Directions for this task: Copy each line of the material below that includes the string "Добавить".

Exercise materials:
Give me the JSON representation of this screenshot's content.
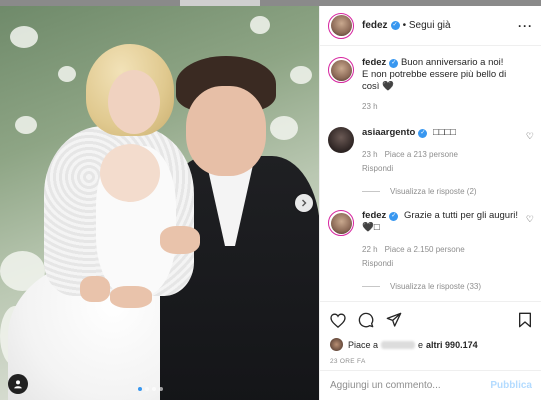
{
  "post": {
    "username": "fedez",
    "follow_label": "• Segui già",
    "more_icon": "more-dots-icon"
  },
  "caption": {
    "username": "fedez",
    "text_line1": "Buon anniversario a noi!",
    "text_line2": "E non potrebbe essere più bello di",
    "text_line3": "così 🖤",
    "time": "23 h"
  },
  "comments": [
    {
      "username": "asiaargento",
      "text": "□□□□",
      "time": "23 h",
      "likes": "Piace a 213 persone",
      "reply": "Rispondi",
      "view_replies": "Visualizza le risposte (2)"
    },
    {
      "username": "fedez",
      "text": "Grazie a tutti per gli auguri! 🖤□",
      "time": "22 h",
      "likes": "Piace a 2.150 persone",
      "reply": "Rispondi",
      "view_replies": "Visualizza le risposte (33)"
    }
  ],
  "likes": {
    "prefix": "Piace a",
    "suffix": "e",
    "count": "altri 990.174"
  },
  "date": "23 ORE FA",
  "add_comment": {
    "placeholder": "Aggiungi un commento...",
    "publish": "Pubblica"
  },
  "colors": {
    "accent": "#3897f0",
    "publish_disabled": "#b3dbff"
  }
}
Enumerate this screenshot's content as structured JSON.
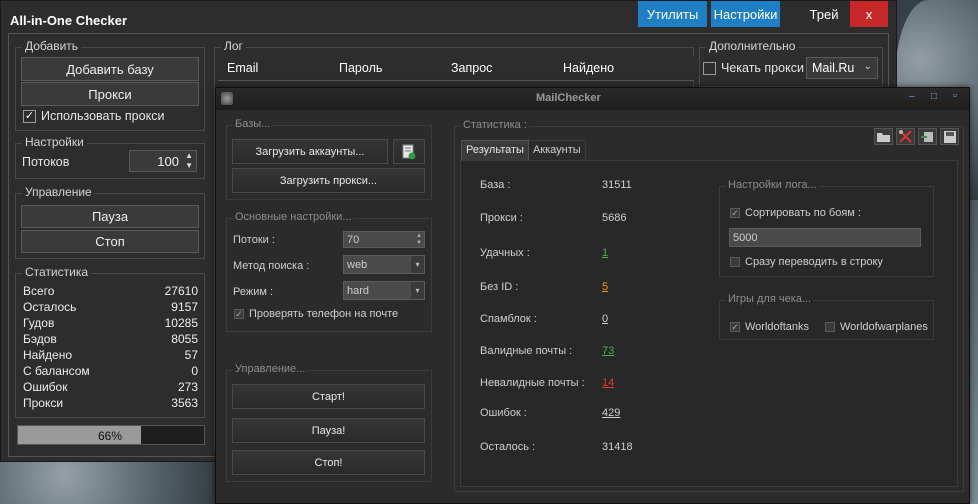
{
  "colors": {
    "accent_blue": "#1e7fc4",
    "close_red": "#c62828",
    "progress_fill": "#9a9a9a",
    "stat_green": "#4caf50",
    "stat_orange": "#ff8f00",
    "stat_red": "#e53935"
  },
  "main": {
    "title": "All-in-One Checker",
    "topbar": {
      "utilities": "Утилиты",
      "settings": "Настройки",
      "tray": "Трей",
      "close": "x"
    },
    "add": {
      "legend": "Добавить",
      "add_base": "Добавить базу",
      "proxy": "Прокси",
      "use_proxy": "Использовать прокси",
      "use_proxy_checked": true
    },
    "settings": {
      "legend": "Настройки",
      "threads_label": "Потоков",
      "threads_value": "100"
    },
    "control": {
      "legend": "Управление",
      "pause": "Пауза",
      "stop": "Стоп"
    },
    "stats": {
      "legend": "Статистика",
      "rows": [
        {
          "label": "Всего",
          "value": "27610"
        },
        {
          "label": "Осталось",
          "value": "9157"
        },
        {
          "label": "Гудов",
          "value": "10285"
        },
        {
          "label": "Бэдов",
          "value": "8055"
        },
        {
          "label": "Найдено",
          "value": "57"
        },
        {
          "label": "С балансом",
          "value": "0"
        },
        {
          "label": "Ошибок",
          "value": "273"
        },
        {
          "label": "Прокси",
          "value": "3563"
        }
      ],
      "progress_text": "66%",
      "progress_fraction": 0.66
    },
    "log": {
      "legend": "Лог",
      "columns": [
        "Email",
        "Пароль",
        "Запрос",
        "Найдено"
      ]
    },
    "extra": {
      "legend": "Дополнительно",
      "check_proxy": "Чекать прокси",
      "check_proxy_checked": false,
      "provider": "Mail.Ru"
    }
  },
  "mc": {
    "title": "MailChecker",
    "controls": {
      "minimize": "–",
      "maximize": "□",
      "close": "▫"
    },
    "bases": {
      "legend": "Базы...",
      "load_accounts": "Загрузить аккаунты...",
      "load_proxy": "Загрузить прокси...",
      "icon": "document-add-icon"
    },
    "main_settings": {
      "legend": "Основные настройки...",
      "threads_label": "Потоки :",
      "threads_value": "70",
      "search_label": "Метод поиска :",
      "search_value": "web",
      "mode_label": "Режим :",
      "mode_value": "hard",
      "check_phone": "Проверять телефон на почте",
      "check_phone_checked": true
    },
    "control": {
      "legend": "Управление...",
      "start": "Старт!",
      "pause": "Пауза!",
      "stop": "Стоп!"
    },
    "stats": {
      "legend": "Статистика :",
      "tabs": [
        "Результаты",
        "Аккаунты"
      ],
      "active_tab": "Результаты",
      "rows": [
        {
          "label": "База :",
          "value": "31511",
          "style": "plain"
        },
        {
          "label": "Прокси :",
          "value": "5686",
          "style": "plain"
        },
        {
          "label": "Удачных :",
          "value": "1",
          "style": "green"
        },
        {
          "label": "Без ID :",
          "value": "5",
          "style": "orange"
        },
        {
          "label": "Спамблок :",
          "value": "0",
          "style": "link"
        },
        {
          "label": "Валидные почты :",
          "value": "73",
          "style": "green"
        },
        {
          "label": "Невалидные почты :",
          "value": "14",
          "style": "red"
        },
        {
          "label": "Ошибок :",
          "value": "429",
          "style": "link"
        },
        {
          "label": "Осталось :",
          "value": "31418",
          "style": "plain"
        }
      ]
    },
    "toolbar_icons": [
      "folder-icon",
      "tools-icon",
      "export-icon",
      "save-icon"
    ],
    "log_settings": {
      "legend": "Настройки лога...",
      "sort_by_battles": "Сортировать по боям :",
      "sort_checked": true,
      "sort_value": "5000",
      "newline": "Сразу переводить в строку",
      "newline_checked": false
    },
    "games": {
      "legend": "Игры для чека...",
      "wot": "Worldoftanks",
      "wot_checked": true,
      "wowp": "Worldofwarplanes",
      "wowp_checked": false
    }
  }
}
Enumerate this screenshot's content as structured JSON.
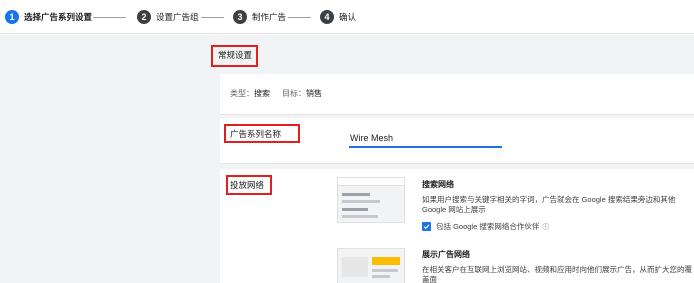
{
  "steps": [
    {
      "number": "1",
      "label": "选择广告系列设置",
      "state": "active"
    },
    {
      "number": "2",
      "label": "设置广告组",
      "state": "todo"
    },
    {
      "number": "3",
      "label": "制作广告",
      "state": "todo"
    },
    {
      "number": "4",
      "label": "确认",
      "state": "todo"
    }
  ],
  "general": {
    "title": "常规设置",
    "type_label": "类型：",
    "type_value": "搜索",
    "goal_label": "目标：",
    "goal_value": "销售"
  },
  "campaign_name": {
    "label": "广告系列名称",
    "value": "Wire Mesh"
  },
  "networks": {
    "label": "投放网络",
    "search": {
      "title": "搜索网络",
      "description": "如果用户搜索与关键字相关的字词，广告就会在 Google 搜索结果旁边和其他 Google 网站上展示",
      "checkbox_label": "包括 Google 搜索网络合作伙伴",
      "checkbox_checked": true
    },
    "display": {
      "title": "展示广告网络",
      "description": "在相关客户在互联网上浏览网站、视频和应用时向他们展示广告，从而扩大您的覆盖面"
    }
  },
  "colors": {
    "accent": "#1a73e8",
    "highlight": "#e02020"
  }
}
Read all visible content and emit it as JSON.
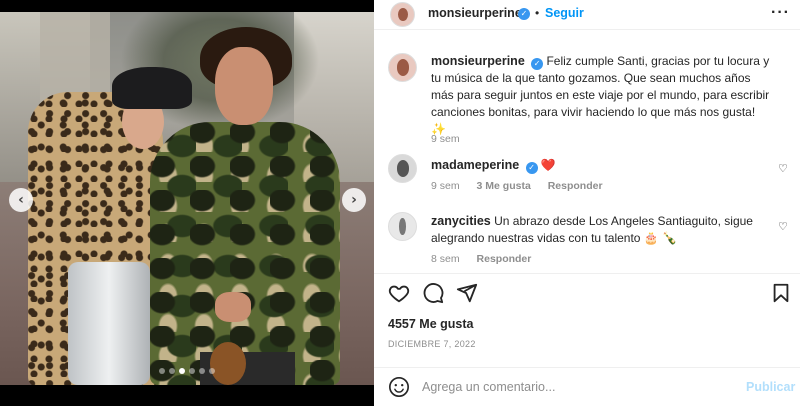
{
  "post": {
    "author": "monsieurperine",
    "follow_label": "Seguir",
    "separator": "•",
    "more_label": "···"
  },
  "carousel": {
    "prev_label": "‹",
    "next_label": "›",
    "dot_count": 6,
    "active_dot": 2
  },
  "caption": {
    "username": "monsieurperine",
    "text": "Feliz cumple Santi, gracias por tu locura y tu música de la que tanto gozamos. Que sean muchos años más para seguir juntos en este viaje por el mundo, para escribir canciones bonitas, para vivir haciendo lo que más nos gusta! ✨",
    "time": "9 sem"
  },
  "comments": [
    {
      "username": "madameperine",
      "text": "❤️",
      "time": "9 sem",
      "likes": "3 Me gusta",
      "reply": "Responder"
    },
    {
      "username": "zanycities",
      "text": "Un abrazo desde Los Angeles Santiaguito, sigue alegrando nuestras vidas con tu talento 🎂 🍾",
      "time": "8 sem",
      "reply": "Responder"
    }
  ],
  "stats": {
    "likes": "4557 Me gusta",
    "date": "DICIEMBRE 7, 2022"
  },
  "add_comment": {
    "placeholder": "Agrega un comentario...",
    "publish_label": "Publicar"
  },
  "colors": {
    "accent": "#0095f6",
    "verified": "#3897f0",
    "publish_disabled": "#b2dffc",
    "heart": "#ed4956"
  }
}
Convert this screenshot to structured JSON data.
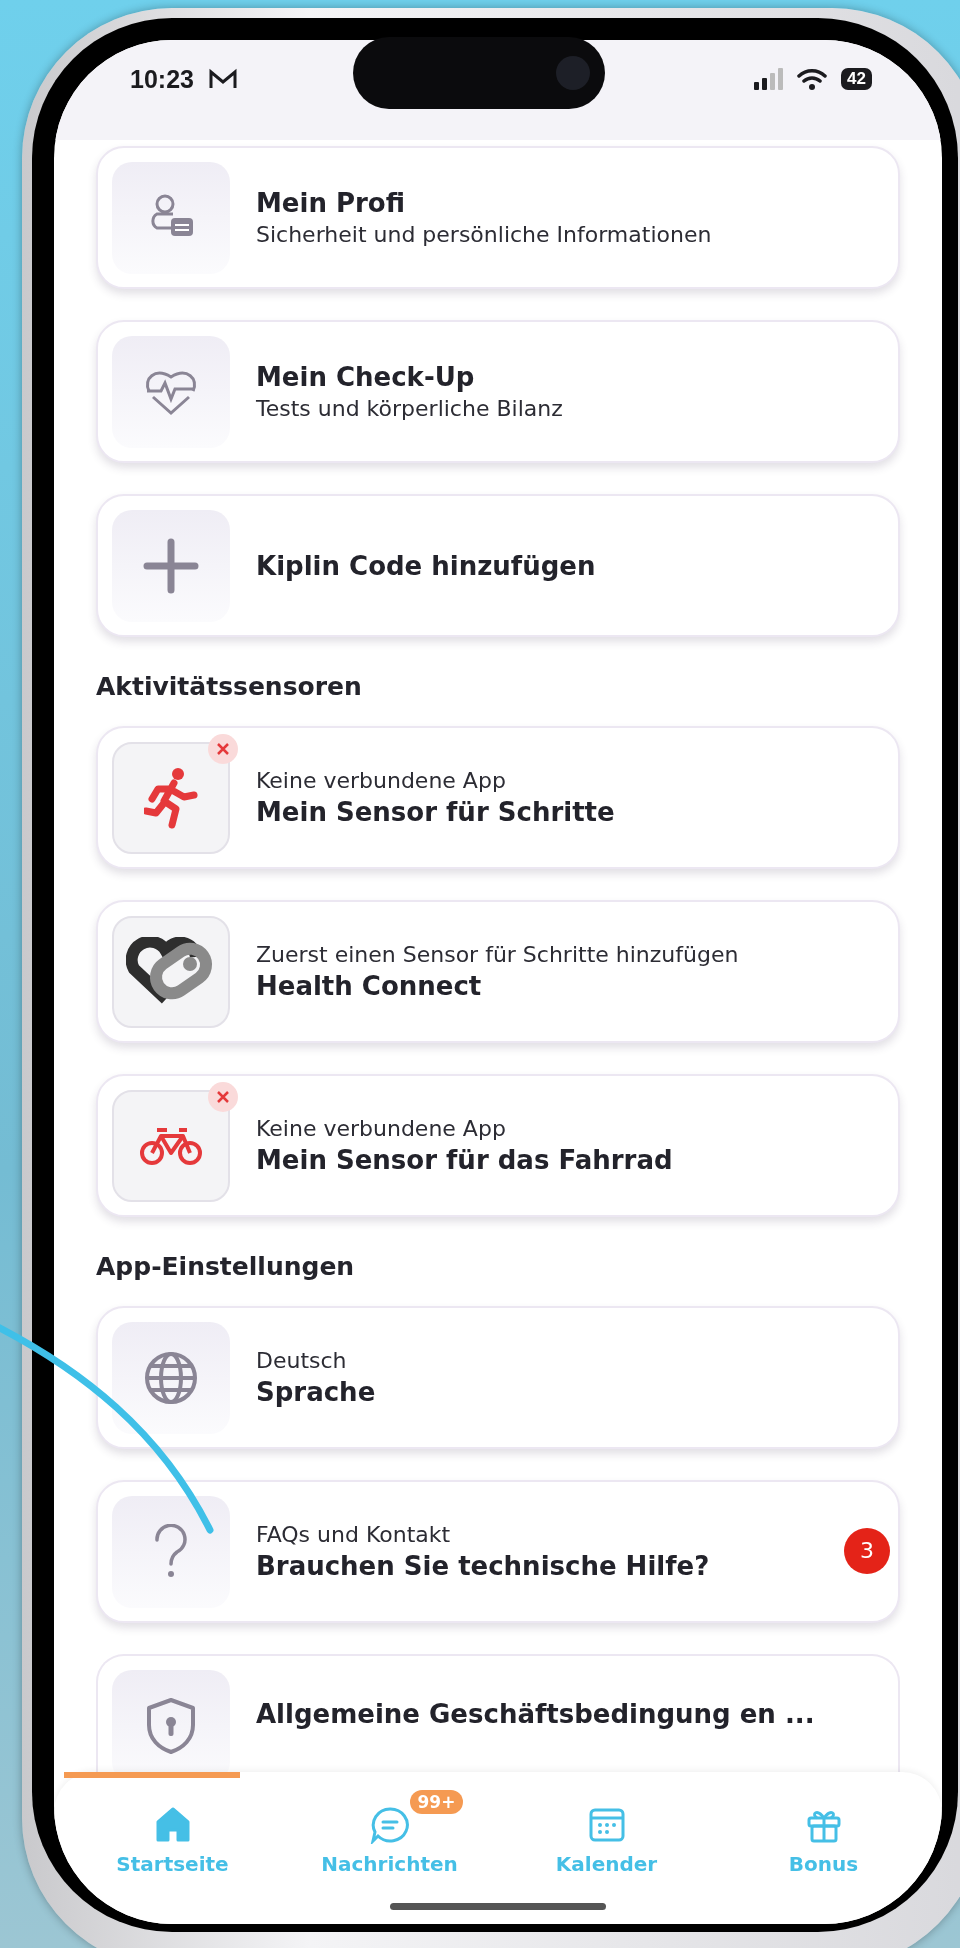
{
  "status_bar": {
    "time": "10:23",
    "battery": "42"
  },
  "sections": [
    {
      "cards": [
        {
          "lines": [
            {
              "kind": "title",
              "text": "Mein Profi"
            },
            {
              "kind": "caption",
              "text": "Sicherheit und persönliche Informationen"
            }
          ]
        },
        {
          "lines": [
            {
              "kind": "title",
              "text": "Mein Check-Up"
            },
            {
              "kind": "caption",
              "text": "Tests und körperliche Bilanz"
            }
          ]
        },
        {
          "lines": [
            {
              "kind": "title",
              "text": "Kiplin Code hinzufügen"
            }
          ]
        }
      ]
    },
    {
      "heading": "Aktivitätssensoren",
      "cards": [
        {
          "connected": false,
          "lines": [
            {
              "kind": "caption",
              "text": "Keine verbundene App"
            },
            {
              "kind": "title",
              "text": "Mein Sensor für Schritte"
            }
          ]
        },
        {
          "lines": [
            {
              "kind": "caption",
              "text": "Zuerst einen Sensor für Schritte hinzufügen"
            },
            {
              "kind": "title",
              "text": "Health Connect"
            }
          ]
        },
        {
          "connected": false,
          "lines": [
            {
              "kind": "caption",
              "text": "Keine verbundene App"
            },
            {
              "kind": "title",
              "text": "Mein Sensor für das Fahrrad"
            }
          ]
        }
      ]
    },
    {
      "heading": "App-Einstellungen",
      "cards": [
        {
          "lines": [
            {
              "kind": "caption",
              "text": "Deutsch"
            },
            {
              "kind": "title",
              "text": "Sprache"
            }
          ]
        },
        {
          "badge": "3",
          "lines": [
            {
              "kind": "caption",
              "text": "FAQs und Kontakt"
            },
            {
              "kind": "title",
              "text": "Brauchen Sie technische Hilfe?"
            }
          ]
        },
        {
          "lines": [
            {
              "kind": "title",
              "text": "Allgemeine Geschäftsbedingung en ..."
            }
          ]
        }
      ]
    }
  ],
  "tabs": [
    {
      "label": "Startseite",
      "selected": true
    },
    {
      "label": "Nachrichten",
      "selected": false,
      "badge": "99+"
    },
    {
      "label": "Kalender",
      "selected": false
    },
    {
      "label": "Bonus",
      "selected": false
    }
  ]
}
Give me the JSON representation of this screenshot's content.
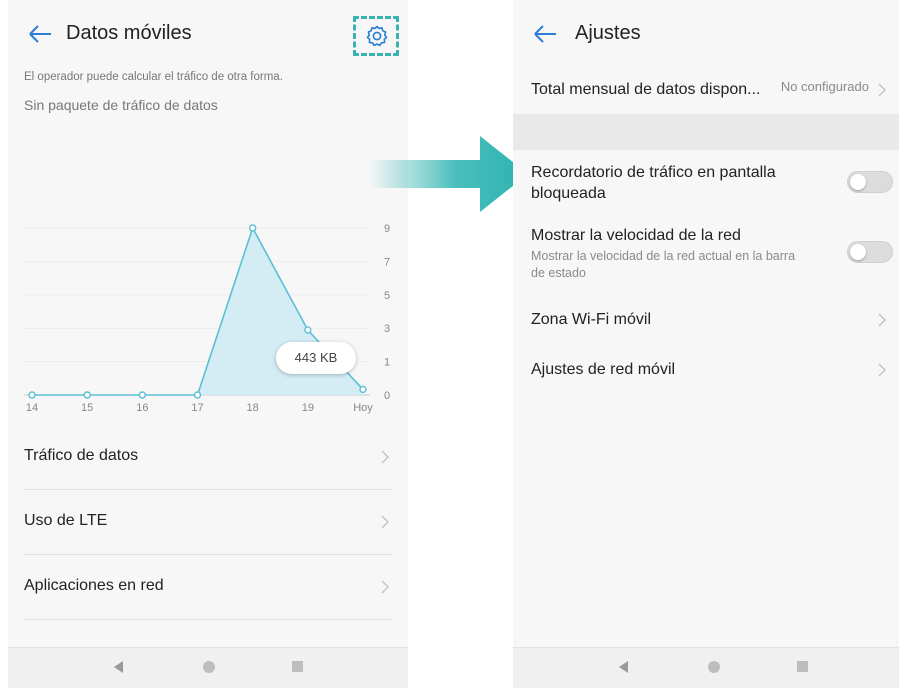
{
  "left_screen": {
    "title": "Datos móviles",
    "note": "El operador puede calcular el tráfico de otra forma.",
    "subnote": "Sin paquete de tráfico de datos",
    "usage_bubble": "443 KB",
    "menu": [
      {
        "label": "Tráfico de datos"
      },
      {
        "label": "Uso de LTE"
      },
      {
        "label": "Aplicaciones en red"
      }
    ]
  },
  "chart_data": {
    "type": "area",
    "categories": [
      "14",
      "15",
      "16",
      "17",
      "18",
      "19",
      "Hoy"
    ],
    "values": [
      0,
      0,
      0,
      0,
      9,
      3.5,
      0.3
    ],
    "y_ticks": [
      "9",
      "7",
      "5",
      "3",
      "1",
      "0"
    ],
    "ylim": [
      0,
      9
    ],
    "color": "#5bbfd6",
    "fill": "#cfeaf3"
  },
  "right_screen": {
    "title": "Ajustes",
    "total_label": "Total mensual de datos dispon...",
    "total_value": "No configurado",
    "lock_reminder": "Recordatorio de tráfico en pantalla bloqueada",
    "speed_label": "Mostrar la velocidad de la red",
    "speed_sub": "Mostrar la velocidad de la red actual en la barra de estado",
    "hotspot": "Zona Wi-Fi móvil",
    "mobile_net": "Ajustes de red móvil"
  },
  "toggles": {
    "lock_reminder": false,
    "network_speed": false
  },
  "colors": {
    "accent": "#3bb3b3",
    "arrow": "#2bb3b0"
  },
  "icons": [
    "back-arrow-icon",
    "gear-icon",
    "chevron-right-icon",
    "nav-back-icon",
    "nav-home-icon",
    "nav-recent-icon"
  ]
}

Solution:
      "legend": "Добавить",
      "add_base": "Добавить базу",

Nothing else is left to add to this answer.